GIVEN TASK 1 -
Answer these questions from the blog post on REYES rendering, one line each and marked like the questions:
(a) Which book describes the REYES pipeline being implemented?
(b) Which NVidia card used "forward texturing"?
(c) What is OpenGL used for in the test setup?

DOCUMENT SECTION -
— begin —

Thursday, February 12, 2009

Getting it on with the Grids

I've been spending more time trying to implement the REYES pipeline as described by Production Rendering .
It's a great book, but it takes some page flipping to try to get code and data structures right from the short code snippets (already found a small error) and the plain English explanations which are a bit scattered (I wish I had a PDF version for those times when I need to look up things which are explained in other pages).

It's funny how the REYES approach is very much like the "forward texturing" that was being used by the first NVidia card, the NV1.
I remember deriding that approach back then and now it may actually come back to the real-time rendering world 8)

The image in the post shows the usual test image composed of quadrics.. this time around without any polygons. I use OpenGL only to blit my offscreen buffer on the display.
I went throught the steps of actually turning each primitive into a "grid", and the visible points on screen are the grid vertices.

Two important things are still missing before I can call that geometry:
- Grid size should be dynamic.. so that there wouldn't be any empty spaces between vertices
- The grid needs to be converted into micro-polygons

Right now I just output vertices as pixels, but I should instead thing of those vertices are part of a mesh of quads (a filled grid).
Those quads would then not be directly rendered on screen, but instead the rasterizer would have to go through every pixel and sample all the quads intersecting that pixel (or micro-polygons) to give a final color.

— end —

GIVEN TASK 2 - Render everything in the records from the line containing "warning-method-name: SAML 2.0: [78, 372, 114, 381]" down to the line containing "idp-metadata-link[interactable]: Identity Provider" as a Markdown table, skipping blank lines. Use the columns Row and Record line, and number each row.

EXTRACTED DATA -
— begin —

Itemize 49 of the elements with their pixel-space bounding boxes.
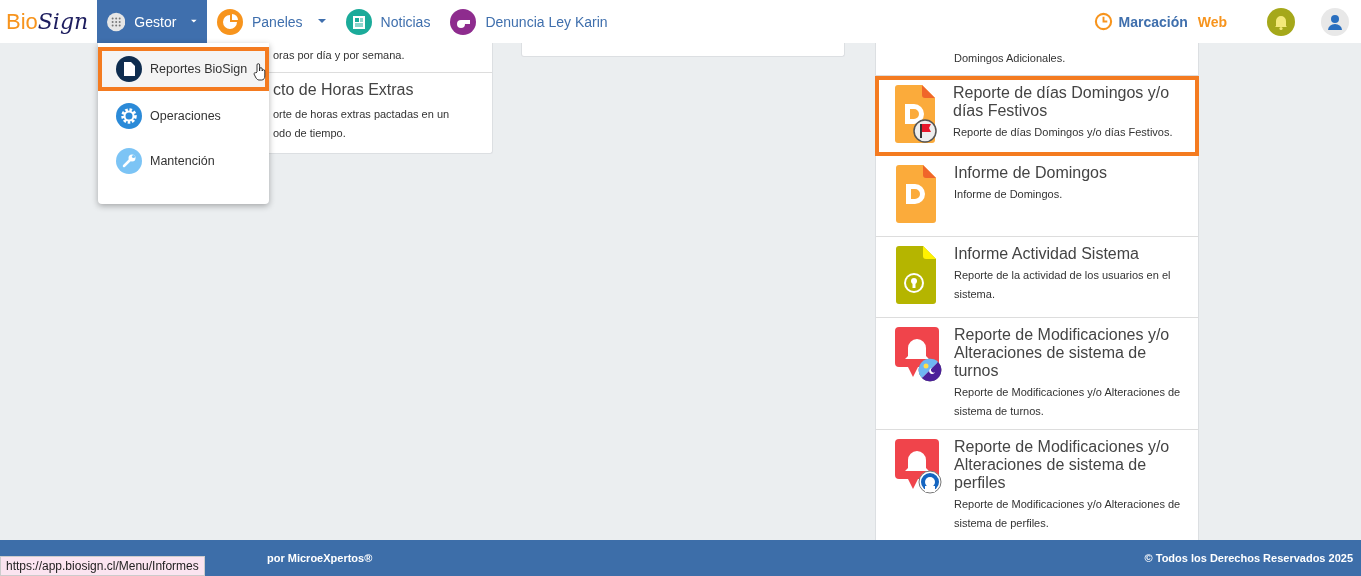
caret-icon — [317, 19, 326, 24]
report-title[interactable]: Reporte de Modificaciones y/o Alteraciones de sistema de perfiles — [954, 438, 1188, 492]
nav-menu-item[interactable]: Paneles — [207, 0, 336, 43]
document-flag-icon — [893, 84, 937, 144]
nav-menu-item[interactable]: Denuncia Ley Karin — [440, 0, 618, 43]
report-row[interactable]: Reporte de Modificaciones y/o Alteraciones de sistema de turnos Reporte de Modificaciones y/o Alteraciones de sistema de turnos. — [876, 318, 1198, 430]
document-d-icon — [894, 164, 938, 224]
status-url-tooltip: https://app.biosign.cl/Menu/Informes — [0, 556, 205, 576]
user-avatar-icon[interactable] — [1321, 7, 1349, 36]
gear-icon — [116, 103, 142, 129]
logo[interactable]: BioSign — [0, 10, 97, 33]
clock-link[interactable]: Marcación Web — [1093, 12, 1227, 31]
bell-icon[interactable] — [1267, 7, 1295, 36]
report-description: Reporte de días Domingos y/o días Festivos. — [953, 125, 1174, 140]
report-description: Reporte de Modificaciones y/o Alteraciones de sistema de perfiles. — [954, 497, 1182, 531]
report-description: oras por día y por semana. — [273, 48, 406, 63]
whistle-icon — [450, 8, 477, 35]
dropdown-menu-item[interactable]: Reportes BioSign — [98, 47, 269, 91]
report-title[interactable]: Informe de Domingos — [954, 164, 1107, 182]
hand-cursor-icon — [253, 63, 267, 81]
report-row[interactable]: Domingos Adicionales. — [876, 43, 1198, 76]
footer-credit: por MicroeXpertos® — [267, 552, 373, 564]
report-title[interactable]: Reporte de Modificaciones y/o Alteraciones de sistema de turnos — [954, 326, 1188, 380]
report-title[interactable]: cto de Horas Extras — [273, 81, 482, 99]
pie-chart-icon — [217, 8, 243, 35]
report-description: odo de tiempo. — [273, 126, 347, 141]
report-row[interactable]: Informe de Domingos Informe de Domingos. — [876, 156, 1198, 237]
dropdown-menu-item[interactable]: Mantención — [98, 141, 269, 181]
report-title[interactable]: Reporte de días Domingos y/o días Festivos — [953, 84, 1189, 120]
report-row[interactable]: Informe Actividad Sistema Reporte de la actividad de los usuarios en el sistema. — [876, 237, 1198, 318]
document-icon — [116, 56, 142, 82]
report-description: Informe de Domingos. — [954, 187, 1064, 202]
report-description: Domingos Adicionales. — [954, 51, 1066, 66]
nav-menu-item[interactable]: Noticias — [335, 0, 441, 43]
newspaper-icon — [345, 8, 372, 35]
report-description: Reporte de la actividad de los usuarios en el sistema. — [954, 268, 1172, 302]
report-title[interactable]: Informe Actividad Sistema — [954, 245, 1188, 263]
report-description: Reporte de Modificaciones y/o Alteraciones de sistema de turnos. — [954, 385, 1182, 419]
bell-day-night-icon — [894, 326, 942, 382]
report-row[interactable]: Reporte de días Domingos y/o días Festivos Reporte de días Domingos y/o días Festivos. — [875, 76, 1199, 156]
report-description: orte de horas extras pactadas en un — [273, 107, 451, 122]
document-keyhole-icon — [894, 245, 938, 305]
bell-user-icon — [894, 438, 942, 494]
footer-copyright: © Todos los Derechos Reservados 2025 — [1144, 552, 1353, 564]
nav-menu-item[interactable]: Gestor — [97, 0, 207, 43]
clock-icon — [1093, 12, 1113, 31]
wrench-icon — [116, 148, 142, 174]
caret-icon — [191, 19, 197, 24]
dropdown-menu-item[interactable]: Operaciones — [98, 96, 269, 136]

— end —
— begin —

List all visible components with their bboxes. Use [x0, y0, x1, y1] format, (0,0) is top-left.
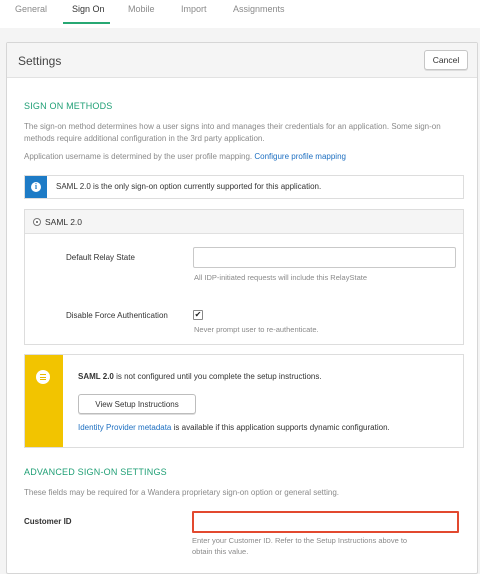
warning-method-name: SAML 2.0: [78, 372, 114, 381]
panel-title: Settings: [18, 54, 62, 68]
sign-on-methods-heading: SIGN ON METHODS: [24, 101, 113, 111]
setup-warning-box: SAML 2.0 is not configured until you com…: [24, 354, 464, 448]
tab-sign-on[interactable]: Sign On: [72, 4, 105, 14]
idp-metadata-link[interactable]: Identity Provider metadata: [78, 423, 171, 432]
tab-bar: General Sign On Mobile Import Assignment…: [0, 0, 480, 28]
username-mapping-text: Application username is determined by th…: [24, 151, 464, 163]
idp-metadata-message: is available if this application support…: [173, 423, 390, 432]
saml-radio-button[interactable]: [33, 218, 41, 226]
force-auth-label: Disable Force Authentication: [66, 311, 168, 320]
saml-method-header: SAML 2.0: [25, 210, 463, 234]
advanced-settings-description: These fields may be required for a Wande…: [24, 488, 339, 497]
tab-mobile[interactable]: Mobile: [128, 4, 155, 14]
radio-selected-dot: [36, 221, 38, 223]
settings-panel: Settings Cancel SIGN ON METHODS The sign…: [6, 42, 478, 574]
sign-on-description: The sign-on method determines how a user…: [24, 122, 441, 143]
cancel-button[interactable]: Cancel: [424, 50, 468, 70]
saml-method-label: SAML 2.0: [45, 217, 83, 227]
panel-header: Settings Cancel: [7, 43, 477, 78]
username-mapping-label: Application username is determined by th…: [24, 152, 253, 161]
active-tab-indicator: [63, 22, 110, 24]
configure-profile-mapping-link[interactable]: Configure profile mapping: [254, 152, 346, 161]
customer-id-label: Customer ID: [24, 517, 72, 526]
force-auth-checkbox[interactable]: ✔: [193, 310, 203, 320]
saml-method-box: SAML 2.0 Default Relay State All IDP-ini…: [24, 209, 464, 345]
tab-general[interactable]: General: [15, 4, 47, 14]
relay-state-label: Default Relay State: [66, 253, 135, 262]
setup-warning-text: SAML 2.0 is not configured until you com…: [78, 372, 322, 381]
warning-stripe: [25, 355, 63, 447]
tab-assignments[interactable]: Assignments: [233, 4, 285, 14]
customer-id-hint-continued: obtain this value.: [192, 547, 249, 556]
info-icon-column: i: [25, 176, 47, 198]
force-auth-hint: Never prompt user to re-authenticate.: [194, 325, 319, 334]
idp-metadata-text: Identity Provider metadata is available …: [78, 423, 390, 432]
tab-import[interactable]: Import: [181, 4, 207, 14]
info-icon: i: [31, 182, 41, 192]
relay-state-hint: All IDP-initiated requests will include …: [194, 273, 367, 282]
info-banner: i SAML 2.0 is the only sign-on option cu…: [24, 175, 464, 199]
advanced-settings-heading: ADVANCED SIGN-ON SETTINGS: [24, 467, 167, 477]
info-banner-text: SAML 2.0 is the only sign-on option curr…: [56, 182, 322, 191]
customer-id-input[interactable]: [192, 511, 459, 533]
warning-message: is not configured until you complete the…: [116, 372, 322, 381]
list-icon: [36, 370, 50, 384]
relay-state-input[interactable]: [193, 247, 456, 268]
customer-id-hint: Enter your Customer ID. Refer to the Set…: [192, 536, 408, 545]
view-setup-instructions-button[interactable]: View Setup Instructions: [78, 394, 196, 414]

— end —
— begin —

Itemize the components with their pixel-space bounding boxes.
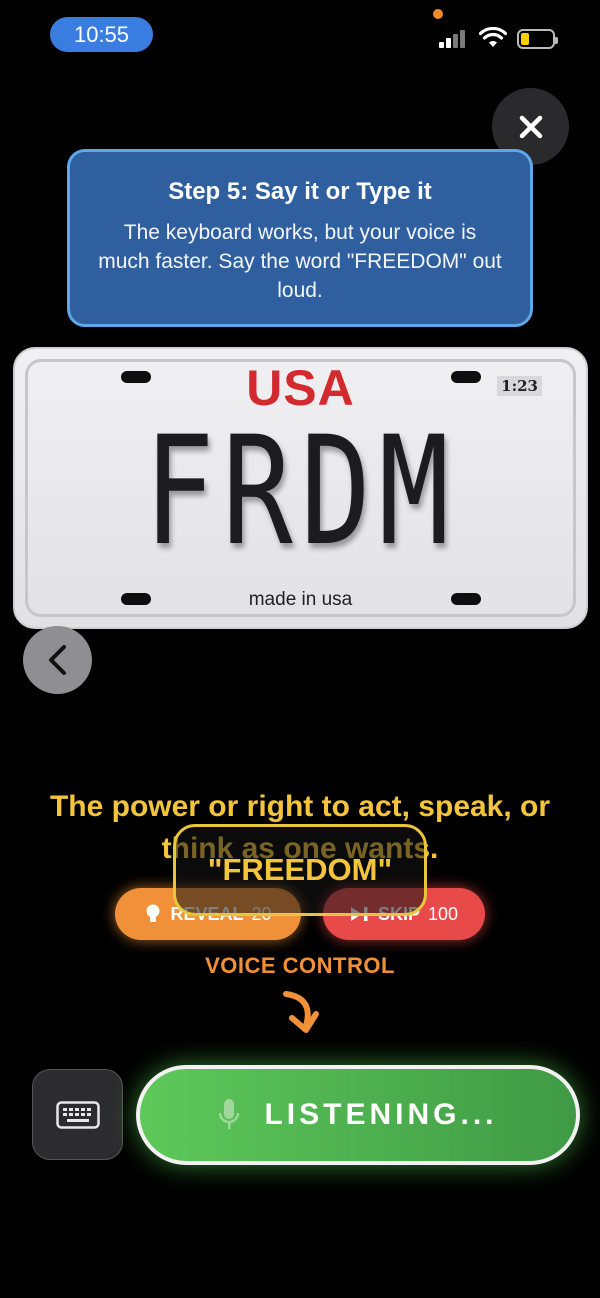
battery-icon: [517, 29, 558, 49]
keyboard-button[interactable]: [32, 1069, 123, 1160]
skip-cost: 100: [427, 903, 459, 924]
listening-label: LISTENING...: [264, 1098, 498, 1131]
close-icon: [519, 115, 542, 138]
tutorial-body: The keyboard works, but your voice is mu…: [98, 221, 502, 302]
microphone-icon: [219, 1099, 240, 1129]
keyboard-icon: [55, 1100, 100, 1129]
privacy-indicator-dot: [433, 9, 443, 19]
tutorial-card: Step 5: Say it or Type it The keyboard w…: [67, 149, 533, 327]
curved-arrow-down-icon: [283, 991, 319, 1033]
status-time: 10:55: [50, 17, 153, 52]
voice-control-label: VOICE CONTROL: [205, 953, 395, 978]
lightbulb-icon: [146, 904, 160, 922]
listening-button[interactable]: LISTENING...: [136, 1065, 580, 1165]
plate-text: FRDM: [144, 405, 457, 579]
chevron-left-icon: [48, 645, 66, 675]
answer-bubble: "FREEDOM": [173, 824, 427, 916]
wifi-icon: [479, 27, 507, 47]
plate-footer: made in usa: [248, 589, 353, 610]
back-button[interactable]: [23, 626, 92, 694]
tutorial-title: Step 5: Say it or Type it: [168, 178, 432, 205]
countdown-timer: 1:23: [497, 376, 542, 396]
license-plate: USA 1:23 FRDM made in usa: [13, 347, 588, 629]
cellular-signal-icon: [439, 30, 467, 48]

— end —

FULL ANSWER 1 -
(a) Production Rendering
(b) The NV1, NVidia's first card
(c) Only to blit the offscreen buffer on the display

FULL ANSWER 2 -
| Row | Record line |
|---|---|
| 1 | warning-method-name: SAML 2.0: [78, 372, 114, 381] |
| 2 | panel-title: Settings: [18, 54, 62, 68] |
| 3 | sign-on-methods-heading: SIGN ON METHODS: [24, 101, 113, 111] |
| 4 | setup-warning-box: SAML 2.0 is not configured until you com…: [24, 354, 464, 448] |
| 5 | tab-sign-on[interactable]: Sign On: [72, 4, 105, 14] |
| 6 | idp-metadata-link[interactable]: Identity Provider metadata: [78, 423, 171, 432] |